— begin TASK INPUT —
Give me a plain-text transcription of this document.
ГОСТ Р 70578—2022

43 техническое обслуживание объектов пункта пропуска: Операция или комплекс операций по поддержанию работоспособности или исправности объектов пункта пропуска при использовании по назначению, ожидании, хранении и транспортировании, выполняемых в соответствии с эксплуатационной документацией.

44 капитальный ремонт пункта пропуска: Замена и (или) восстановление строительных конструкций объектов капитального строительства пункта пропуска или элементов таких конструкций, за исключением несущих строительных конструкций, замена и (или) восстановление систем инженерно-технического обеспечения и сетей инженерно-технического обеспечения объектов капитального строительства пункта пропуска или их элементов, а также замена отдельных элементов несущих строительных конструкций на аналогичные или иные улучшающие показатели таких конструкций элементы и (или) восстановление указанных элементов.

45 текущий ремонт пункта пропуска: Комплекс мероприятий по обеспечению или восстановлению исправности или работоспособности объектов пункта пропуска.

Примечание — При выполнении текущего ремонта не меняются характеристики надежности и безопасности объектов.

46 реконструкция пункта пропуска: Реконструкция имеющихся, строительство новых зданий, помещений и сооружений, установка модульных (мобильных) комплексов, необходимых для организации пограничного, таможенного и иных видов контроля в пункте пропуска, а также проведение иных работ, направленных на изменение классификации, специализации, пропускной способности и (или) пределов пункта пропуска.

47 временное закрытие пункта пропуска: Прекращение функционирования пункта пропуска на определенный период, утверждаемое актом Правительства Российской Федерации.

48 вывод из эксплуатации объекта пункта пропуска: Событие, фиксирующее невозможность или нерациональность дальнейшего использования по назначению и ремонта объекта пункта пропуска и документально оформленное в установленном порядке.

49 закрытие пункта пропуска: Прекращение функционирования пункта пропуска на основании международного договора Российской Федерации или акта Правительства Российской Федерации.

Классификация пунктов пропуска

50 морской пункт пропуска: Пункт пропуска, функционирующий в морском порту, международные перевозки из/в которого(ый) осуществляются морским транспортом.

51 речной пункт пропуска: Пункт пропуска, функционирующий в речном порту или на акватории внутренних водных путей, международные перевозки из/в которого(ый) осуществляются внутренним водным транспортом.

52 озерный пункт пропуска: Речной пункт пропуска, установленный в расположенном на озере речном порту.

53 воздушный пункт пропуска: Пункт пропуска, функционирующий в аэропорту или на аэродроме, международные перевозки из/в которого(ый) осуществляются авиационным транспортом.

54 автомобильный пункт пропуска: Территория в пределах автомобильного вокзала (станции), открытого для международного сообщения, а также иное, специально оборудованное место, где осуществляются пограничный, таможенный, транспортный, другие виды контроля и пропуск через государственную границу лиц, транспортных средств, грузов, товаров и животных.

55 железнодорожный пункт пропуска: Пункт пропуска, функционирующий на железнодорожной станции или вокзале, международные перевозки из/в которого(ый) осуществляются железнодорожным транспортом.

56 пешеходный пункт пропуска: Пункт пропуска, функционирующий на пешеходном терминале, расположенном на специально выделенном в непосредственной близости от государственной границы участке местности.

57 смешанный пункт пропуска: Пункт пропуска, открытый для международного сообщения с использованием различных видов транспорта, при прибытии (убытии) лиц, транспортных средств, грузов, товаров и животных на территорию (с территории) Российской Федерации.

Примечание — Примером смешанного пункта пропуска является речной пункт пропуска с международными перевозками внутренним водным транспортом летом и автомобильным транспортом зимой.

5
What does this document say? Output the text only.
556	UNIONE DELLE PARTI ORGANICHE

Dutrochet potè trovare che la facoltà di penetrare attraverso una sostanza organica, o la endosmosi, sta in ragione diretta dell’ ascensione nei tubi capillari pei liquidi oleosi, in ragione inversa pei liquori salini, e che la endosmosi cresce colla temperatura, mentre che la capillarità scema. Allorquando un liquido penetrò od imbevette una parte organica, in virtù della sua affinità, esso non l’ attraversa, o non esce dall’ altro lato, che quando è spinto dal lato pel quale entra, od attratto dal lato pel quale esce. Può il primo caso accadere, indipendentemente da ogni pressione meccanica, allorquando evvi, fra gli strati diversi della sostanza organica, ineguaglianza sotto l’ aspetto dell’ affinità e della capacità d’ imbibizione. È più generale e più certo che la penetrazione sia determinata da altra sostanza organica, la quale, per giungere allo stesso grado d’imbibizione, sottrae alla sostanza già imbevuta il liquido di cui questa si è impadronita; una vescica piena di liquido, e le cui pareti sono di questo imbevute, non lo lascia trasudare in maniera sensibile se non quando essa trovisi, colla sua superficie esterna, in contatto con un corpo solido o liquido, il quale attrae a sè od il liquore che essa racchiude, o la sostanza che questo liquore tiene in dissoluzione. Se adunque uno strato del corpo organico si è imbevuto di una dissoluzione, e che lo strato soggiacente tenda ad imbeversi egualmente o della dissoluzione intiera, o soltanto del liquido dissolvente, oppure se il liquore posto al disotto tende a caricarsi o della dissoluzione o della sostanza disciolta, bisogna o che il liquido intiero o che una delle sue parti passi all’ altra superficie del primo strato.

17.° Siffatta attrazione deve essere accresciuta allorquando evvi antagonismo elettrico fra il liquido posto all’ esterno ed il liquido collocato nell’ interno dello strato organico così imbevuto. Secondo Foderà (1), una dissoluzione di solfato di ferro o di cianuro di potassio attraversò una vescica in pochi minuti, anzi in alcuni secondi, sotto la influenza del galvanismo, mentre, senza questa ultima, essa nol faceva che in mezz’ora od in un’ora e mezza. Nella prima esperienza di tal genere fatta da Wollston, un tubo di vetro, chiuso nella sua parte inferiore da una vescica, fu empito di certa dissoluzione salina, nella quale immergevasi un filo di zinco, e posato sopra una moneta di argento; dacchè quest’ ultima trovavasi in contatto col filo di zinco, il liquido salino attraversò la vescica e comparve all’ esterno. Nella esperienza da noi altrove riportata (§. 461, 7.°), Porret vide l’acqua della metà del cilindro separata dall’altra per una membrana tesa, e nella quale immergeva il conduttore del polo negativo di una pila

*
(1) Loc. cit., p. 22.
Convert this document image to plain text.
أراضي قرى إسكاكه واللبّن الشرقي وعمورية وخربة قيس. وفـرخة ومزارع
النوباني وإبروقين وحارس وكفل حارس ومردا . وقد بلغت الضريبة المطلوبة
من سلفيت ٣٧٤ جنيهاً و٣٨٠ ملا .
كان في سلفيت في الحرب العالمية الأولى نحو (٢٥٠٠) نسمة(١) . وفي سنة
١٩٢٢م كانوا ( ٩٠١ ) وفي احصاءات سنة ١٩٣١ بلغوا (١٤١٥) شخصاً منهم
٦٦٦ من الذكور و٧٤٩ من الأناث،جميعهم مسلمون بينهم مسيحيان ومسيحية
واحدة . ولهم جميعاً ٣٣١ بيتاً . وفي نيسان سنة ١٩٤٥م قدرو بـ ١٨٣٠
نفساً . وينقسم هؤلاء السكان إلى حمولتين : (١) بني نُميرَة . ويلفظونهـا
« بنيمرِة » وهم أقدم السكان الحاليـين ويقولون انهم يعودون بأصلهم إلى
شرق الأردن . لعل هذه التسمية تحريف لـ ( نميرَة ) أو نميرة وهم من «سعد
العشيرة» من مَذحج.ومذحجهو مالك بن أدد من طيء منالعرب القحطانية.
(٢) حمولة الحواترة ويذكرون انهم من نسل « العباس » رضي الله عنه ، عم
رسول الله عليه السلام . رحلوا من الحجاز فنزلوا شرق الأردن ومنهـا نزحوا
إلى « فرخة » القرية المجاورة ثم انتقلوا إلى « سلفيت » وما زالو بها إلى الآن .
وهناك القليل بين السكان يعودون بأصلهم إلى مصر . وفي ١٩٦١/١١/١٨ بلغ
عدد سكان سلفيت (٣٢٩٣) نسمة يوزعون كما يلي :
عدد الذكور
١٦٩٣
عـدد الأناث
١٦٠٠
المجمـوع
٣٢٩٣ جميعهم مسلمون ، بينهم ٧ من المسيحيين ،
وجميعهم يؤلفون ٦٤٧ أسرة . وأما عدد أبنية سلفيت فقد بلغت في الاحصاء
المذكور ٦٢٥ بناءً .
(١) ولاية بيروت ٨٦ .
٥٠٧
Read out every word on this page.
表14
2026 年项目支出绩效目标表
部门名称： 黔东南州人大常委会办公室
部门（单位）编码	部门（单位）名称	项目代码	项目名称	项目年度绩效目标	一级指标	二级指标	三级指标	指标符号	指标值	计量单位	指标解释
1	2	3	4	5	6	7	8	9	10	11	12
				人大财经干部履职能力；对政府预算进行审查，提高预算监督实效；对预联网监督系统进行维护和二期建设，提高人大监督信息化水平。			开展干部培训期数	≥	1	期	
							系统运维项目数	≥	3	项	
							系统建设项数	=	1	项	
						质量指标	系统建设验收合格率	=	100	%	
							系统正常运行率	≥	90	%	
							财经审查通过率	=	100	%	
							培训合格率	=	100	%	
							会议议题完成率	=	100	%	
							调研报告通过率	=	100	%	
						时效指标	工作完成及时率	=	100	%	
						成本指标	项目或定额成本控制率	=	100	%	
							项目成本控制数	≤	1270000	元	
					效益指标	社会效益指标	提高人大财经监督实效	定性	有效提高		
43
— end TASK INPUT —
▶ _TASK DETAILS_
For each line of the entries that includes "بأصلهم", show that line.

▶ _RESPONSE_
« بنيمرِة » وهم أقدم السكان الحاليـين ويقولون انهم يعودون بأصلهم إلى
وهناك القليل بين السكان يعودون بأصلهم إلى مصر . وفي ١٩٦١/١١/١٨ بلغ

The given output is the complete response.